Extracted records
[start]

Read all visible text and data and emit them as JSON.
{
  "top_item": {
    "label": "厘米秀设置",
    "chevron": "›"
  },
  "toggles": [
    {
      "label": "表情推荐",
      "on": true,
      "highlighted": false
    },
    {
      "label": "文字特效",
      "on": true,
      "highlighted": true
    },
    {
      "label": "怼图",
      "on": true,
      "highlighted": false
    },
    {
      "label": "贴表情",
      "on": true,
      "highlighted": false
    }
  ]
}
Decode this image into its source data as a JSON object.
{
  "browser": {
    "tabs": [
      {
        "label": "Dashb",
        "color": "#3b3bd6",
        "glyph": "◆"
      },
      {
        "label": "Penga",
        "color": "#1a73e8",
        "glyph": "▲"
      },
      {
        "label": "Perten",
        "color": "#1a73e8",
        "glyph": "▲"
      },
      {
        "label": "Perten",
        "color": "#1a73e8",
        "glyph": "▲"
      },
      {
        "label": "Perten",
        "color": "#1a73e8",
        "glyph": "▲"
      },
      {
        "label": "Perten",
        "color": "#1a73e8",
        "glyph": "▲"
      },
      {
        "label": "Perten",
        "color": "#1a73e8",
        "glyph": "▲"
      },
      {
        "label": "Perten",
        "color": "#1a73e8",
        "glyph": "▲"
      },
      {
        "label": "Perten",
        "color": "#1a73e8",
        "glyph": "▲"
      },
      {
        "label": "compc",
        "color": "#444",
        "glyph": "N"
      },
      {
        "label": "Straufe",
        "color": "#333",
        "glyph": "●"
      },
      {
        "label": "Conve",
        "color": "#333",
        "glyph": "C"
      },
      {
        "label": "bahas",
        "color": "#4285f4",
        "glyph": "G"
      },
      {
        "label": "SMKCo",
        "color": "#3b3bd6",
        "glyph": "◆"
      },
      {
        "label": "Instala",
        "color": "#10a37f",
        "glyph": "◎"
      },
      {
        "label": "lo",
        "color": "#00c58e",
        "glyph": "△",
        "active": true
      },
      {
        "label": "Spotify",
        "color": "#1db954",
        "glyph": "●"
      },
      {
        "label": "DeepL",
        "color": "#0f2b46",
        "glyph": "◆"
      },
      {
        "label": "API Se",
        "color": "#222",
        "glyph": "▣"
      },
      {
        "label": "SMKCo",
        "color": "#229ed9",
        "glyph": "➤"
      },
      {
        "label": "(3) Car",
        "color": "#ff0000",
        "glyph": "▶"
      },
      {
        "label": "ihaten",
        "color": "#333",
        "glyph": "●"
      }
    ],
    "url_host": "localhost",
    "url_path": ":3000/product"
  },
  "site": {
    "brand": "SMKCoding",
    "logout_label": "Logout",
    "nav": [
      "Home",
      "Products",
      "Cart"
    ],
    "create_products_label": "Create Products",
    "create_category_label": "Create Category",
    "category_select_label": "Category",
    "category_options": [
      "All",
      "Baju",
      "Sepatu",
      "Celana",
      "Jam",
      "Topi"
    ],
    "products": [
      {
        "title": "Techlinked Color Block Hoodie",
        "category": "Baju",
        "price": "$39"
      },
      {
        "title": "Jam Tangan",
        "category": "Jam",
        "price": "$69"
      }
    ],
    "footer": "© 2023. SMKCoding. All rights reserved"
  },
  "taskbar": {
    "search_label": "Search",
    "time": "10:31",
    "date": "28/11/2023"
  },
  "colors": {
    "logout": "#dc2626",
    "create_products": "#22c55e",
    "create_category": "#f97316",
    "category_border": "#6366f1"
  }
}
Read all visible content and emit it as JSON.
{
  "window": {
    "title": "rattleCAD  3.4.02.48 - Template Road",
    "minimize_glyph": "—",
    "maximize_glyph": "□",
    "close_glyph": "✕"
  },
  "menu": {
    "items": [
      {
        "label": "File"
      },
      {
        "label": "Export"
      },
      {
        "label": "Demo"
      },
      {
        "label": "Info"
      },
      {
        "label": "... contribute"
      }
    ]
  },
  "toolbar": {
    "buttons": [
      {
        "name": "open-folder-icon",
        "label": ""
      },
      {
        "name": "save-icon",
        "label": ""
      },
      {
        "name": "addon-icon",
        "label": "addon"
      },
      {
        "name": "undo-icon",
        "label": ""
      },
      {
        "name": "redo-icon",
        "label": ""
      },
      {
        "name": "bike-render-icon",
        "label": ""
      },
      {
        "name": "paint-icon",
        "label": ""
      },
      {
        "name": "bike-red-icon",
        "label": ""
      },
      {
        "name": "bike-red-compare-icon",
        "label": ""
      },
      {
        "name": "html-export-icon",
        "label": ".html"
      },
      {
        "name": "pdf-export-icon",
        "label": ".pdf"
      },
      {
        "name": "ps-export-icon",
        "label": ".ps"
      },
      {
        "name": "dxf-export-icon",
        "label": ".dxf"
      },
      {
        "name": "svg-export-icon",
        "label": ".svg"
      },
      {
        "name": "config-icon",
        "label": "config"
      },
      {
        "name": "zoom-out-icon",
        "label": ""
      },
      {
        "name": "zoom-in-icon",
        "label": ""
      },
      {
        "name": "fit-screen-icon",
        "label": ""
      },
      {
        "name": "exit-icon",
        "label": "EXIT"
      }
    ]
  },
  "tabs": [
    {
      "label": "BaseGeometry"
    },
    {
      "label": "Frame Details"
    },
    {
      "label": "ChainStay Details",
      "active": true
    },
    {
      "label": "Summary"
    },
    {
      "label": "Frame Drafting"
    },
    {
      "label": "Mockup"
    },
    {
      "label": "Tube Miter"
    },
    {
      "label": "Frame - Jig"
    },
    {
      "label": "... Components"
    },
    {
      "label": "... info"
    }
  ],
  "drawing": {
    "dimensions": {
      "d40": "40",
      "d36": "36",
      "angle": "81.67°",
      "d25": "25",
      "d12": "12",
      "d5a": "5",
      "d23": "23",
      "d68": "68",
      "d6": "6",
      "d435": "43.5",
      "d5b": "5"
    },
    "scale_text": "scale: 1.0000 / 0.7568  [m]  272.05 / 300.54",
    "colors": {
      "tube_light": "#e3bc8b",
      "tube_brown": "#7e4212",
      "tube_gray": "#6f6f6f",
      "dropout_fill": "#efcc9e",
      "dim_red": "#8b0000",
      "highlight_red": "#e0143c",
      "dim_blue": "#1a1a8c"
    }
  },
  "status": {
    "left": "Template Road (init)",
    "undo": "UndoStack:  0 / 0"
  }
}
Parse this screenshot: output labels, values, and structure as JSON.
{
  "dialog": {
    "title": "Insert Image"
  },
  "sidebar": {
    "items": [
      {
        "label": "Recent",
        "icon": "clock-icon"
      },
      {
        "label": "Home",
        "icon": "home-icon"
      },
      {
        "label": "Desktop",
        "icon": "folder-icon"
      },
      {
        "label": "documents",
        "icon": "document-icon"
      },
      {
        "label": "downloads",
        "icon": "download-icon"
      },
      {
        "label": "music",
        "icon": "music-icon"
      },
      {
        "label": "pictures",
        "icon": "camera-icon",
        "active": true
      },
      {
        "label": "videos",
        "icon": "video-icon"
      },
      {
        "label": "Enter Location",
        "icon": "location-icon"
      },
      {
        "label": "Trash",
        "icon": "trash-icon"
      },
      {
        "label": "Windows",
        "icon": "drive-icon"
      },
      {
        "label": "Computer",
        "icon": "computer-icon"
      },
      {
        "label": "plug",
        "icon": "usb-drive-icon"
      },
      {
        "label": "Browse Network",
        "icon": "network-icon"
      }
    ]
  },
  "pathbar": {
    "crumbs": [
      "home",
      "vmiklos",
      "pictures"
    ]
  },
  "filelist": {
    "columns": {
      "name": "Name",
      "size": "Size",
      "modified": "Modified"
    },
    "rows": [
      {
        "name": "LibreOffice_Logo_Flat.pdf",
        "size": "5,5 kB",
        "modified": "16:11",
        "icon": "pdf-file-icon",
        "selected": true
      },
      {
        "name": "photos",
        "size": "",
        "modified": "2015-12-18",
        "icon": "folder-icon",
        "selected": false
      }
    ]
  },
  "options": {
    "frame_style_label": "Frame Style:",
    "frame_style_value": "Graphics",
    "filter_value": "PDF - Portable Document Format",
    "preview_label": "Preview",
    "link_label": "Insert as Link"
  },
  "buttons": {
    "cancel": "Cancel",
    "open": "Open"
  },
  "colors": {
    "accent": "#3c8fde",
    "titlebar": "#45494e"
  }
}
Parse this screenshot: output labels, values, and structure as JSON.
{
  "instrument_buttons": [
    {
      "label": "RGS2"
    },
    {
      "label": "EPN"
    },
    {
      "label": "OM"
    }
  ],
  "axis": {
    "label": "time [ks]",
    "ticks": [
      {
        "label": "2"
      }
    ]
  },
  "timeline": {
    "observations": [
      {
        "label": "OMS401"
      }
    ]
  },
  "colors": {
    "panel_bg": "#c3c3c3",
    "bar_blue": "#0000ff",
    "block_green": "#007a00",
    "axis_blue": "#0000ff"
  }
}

[end]

**Given task**
Select the lines that carry the string "data" and copy them.

**Full answer**
Read all visible text and data and emit them as JSON.
Decode this image into its source data as a JSON object.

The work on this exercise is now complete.